**Short problem**
Can you print every record below exactly as written?

Dataset rows
★ ★ ★ ★ ★ ★ ★
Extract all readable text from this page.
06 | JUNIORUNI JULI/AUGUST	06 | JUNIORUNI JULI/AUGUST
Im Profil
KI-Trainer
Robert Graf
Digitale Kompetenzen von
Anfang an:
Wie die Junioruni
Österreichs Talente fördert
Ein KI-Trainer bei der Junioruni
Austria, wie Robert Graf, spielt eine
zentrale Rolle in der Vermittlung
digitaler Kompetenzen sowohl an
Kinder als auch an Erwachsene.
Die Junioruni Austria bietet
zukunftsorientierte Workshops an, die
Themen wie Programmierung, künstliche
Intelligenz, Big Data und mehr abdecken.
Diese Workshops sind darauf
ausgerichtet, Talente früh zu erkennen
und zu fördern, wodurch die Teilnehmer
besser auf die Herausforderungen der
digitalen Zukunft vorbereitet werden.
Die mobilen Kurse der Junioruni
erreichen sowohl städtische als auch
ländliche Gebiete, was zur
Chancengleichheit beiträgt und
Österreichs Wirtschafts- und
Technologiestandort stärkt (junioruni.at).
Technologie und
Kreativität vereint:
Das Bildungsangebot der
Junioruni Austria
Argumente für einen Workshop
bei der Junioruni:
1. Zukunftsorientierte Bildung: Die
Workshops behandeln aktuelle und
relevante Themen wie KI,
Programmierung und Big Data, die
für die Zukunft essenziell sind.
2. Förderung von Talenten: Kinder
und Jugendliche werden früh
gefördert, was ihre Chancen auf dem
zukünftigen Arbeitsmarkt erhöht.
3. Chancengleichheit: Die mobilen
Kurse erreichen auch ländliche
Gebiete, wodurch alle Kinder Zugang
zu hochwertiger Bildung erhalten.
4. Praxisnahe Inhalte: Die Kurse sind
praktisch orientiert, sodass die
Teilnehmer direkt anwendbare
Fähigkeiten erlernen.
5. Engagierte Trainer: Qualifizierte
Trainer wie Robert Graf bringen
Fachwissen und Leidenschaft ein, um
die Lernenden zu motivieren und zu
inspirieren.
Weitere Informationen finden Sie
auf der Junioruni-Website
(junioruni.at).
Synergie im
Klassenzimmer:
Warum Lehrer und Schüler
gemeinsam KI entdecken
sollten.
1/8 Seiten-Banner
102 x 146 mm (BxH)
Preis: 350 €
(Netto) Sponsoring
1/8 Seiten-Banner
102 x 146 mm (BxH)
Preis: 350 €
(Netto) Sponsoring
★ ★ ★ ★ ★ ★ ★
**Solution to the exercise**
Extract all readable text from this page.
06 | JUNIORUNI JULI/AUGUST	06 | JUNIORUNI JULI/AUGUST
Im Profil
KI-Trainer
Robert Graf
Digitale Kompetenzen von
Anfang an:
Wie die Junioruni
Österreichs Talente fördert
Ein KI-Trainer bei der Junioruni
Austria, wie Robert Graf, spielt eine
zentrale Rolle in der Vermittlung
digitaler Kompetenzen sowohl an
Kinder als auch an Erwachsene.
Die Junioruni Austria bietet
zukunftsorientierte Workshops an, die
Themen wie Programmierung, künstliche
Intelligenz, Big Data und mehr abdecken.
Diese Workshops sind darauf
ausgerichtet, Talente früh zu erkennen
und zu fördern, wodurch die Teilnehmer
besser auf die Herausforderungen der
digitalen Zukunft vorbereitet werden.
Die mobilen Kurse der Junioruni
erreichen sowohl städtische als auch
ländliche Gebiete, was zur
Chancengleichheit beiträgt und
Österreichs Wirtschafts- und
Technologiestandort stärkt (junioruni.at).
Technologie und
Kreativität vereint:
Das Bildungsangebot der
Junioruni Austria
Argumente für einen Workshop
bei der Junioruni:
1. Zukunftsorientierte Bildung: Die
Workshops behandeln aktuelle und
relevante Themen wie KI,
Programmierung und Big Data, die
für die Zukunft essenziell sind.
2. Förderung von Talenten: Kinder
und Jugendliche werden früh
gefördert, was ihre Chancen auf dem
zukünftigen Arbeitsmarkt erhöht.
3. Chancengleichheit: Die mobilen
Kurse erreichen auch ländliche
Gebiete, wodurch alle Kinder Zugang
zu hochwertiger Bildung erhalten.
4. Praxisnahe Inhalte: Die Kurse sind
praktisch orientiert, sodass die
Teilnehmer direkt anwendbare
Fähigkeiten erlernen.
5. Engagierte Trainer: Qualifizierte
Trainer wie Robert Graf bringen
Fachwissen und Leidenschaft ein, um
die Lernenden zu motivieren und zu
inspirieren.
Weitere Informationen finden Sie
auf der Junioruni-Website
(junioruni.at).
Synergie im
Klassenzimmer:
Warum Lehrer und Schüler
gemeinsam KI entdecken
sollten.
1/8 Seiten-Banner
102 x 146 mm (BxH)
Preis: 350 €
(Netto) Sponsoring
1/8 Seiten-Banner
102 x 146 mm (BxH)
Preis: 350 €
(Netto) Sponsoring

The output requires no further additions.